- _What you should do_: Report every line from the material that contains the word "series".

- _Listing_:
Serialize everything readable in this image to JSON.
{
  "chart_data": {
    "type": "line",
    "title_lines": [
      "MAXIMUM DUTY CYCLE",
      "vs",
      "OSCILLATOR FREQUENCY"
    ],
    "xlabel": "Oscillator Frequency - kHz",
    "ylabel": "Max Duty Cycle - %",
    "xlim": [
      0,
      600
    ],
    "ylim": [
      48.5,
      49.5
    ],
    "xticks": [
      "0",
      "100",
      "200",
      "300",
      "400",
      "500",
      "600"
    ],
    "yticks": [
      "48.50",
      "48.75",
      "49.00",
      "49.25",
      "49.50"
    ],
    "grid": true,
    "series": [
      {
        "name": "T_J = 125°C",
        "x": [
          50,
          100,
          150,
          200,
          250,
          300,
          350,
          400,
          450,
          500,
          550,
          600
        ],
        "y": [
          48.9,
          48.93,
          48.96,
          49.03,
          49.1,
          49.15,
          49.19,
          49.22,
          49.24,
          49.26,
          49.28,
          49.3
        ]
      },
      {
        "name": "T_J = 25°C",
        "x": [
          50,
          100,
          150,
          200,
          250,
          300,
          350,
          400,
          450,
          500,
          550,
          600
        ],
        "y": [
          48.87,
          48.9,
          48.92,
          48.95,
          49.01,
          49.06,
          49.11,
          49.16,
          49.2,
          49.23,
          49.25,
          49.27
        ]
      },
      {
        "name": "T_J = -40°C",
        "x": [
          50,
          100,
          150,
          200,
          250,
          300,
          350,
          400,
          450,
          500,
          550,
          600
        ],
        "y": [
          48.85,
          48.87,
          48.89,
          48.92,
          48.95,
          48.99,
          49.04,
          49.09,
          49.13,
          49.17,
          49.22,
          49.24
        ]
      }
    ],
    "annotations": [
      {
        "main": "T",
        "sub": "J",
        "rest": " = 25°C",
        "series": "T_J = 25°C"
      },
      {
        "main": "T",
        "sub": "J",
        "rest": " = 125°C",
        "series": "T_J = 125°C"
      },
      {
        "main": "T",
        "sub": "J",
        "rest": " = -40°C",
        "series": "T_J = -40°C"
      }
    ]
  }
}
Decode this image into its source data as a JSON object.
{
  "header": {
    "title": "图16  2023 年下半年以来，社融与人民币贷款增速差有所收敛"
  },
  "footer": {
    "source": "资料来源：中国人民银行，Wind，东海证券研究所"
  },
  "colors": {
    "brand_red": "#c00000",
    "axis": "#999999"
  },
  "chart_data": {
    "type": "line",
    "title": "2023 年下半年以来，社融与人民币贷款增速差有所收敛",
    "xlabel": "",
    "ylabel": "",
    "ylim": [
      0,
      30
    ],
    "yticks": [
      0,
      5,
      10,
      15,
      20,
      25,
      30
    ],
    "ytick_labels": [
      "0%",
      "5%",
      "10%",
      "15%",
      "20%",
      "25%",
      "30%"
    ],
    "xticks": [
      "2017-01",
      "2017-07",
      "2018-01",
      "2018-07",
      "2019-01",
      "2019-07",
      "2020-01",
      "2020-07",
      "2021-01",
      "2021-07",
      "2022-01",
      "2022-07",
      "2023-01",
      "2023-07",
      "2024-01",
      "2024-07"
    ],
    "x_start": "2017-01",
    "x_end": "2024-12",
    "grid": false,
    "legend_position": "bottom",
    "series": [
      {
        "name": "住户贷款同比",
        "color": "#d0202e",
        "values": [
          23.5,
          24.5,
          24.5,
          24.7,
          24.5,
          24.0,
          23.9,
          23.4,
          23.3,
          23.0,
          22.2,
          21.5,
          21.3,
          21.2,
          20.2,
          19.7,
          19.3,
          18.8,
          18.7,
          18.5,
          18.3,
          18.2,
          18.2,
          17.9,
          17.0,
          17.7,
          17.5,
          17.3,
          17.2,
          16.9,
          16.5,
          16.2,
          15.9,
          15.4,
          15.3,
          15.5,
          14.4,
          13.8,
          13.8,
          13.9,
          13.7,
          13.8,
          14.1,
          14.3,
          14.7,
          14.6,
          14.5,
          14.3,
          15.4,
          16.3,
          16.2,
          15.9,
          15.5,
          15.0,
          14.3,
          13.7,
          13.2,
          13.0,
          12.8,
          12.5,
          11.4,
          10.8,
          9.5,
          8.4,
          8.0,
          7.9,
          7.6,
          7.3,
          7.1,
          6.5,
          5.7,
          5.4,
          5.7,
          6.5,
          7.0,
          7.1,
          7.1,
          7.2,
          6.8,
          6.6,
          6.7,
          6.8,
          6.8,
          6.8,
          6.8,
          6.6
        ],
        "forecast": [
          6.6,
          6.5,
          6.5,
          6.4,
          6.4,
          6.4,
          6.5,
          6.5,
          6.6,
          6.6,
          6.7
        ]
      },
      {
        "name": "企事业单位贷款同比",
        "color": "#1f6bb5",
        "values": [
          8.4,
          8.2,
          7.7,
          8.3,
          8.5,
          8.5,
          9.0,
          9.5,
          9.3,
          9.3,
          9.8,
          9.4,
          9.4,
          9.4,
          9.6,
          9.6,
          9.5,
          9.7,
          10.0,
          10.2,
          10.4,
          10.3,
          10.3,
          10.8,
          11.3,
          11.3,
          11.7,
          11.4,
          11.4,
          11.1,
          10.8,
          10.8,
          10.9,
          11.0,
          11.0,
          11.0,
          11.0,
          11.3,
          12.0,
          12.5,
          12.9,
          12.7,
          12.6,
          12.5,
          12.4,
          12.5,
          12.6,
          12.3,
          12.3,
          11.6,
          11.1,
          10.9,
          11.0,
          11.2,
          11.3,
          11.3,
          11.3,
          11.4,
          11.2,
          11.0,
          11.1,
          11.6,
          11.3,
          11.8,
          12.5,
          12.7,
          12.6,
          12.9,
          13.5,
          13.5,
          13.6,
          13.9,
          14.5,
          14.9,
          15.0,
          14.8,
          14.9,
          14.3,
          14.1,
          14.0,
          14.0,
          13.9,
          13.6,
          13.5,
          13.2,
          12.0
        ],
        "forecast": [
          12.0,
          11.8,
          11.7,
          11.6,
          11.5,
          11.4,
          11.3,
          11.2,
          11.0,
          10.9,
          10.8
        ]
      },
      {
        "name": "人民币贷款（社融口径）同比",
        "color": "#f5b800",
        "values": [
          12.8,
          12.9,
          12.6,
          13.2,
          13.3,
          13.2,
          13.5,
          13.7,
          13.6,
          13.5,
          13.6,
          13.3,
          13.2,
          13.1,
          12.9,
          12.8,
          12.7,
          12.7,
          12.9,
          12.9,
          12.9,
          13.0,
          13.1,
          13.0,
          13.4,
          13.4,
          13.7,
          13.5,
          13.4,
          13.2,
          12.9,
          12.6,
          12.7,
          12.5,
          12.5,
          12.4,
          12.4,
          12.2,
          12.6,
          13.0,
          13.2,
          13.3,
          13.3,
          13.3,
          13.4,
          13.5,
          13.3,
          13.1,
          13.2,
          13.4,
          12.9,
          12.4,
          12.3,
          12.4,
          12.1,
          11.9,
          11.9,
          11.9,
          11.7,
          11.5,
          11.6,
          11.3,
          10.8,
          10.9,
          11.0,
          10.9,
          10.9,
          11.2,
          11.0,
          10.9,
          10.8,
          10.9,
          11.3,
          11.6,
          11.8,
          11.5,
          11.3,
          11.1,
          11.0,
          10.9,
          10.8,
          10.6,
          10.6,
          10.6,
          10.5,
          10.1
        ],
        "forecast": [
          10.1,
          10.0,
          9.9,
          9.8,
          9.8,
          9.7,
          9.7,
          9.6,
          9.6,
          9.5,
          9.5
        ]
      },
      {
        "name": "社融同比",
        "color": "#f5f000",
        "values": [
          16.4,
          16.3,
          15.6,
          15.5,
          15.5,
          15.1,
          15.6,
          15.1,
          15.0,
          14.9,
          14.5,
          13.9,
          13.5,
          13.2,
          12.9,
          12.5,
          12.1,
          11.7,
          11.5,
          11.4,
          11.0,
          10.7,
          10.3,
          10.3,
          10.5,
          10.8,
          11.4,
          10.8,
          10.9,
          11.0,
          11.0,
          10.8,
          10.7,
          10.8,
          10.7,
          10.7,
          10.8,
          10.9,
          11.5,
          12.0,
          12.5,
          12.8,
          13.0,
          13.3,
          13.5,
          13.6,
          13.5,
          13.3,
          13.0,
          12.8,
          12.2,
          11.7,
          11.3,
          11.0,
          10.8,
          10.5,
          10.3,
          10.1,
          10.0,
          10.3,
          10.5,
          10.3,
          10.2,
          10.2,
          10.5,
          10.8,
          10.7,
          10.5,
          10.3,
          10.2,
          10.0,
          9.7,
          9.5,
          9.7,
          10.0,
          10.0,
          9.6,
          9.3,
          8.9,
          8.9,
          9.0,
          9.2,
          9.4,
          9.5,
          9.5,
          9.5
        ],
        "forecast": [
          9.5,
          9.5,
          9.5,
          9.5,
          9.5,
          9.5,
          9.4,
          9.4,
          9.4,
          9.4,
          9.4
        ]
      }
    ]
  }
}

- _Final result_:
    "series": [
        "series": "T_J = 25°C"
        "series": "T_J = 125°C"
        "series": "T_J = -40°C"
    "series": [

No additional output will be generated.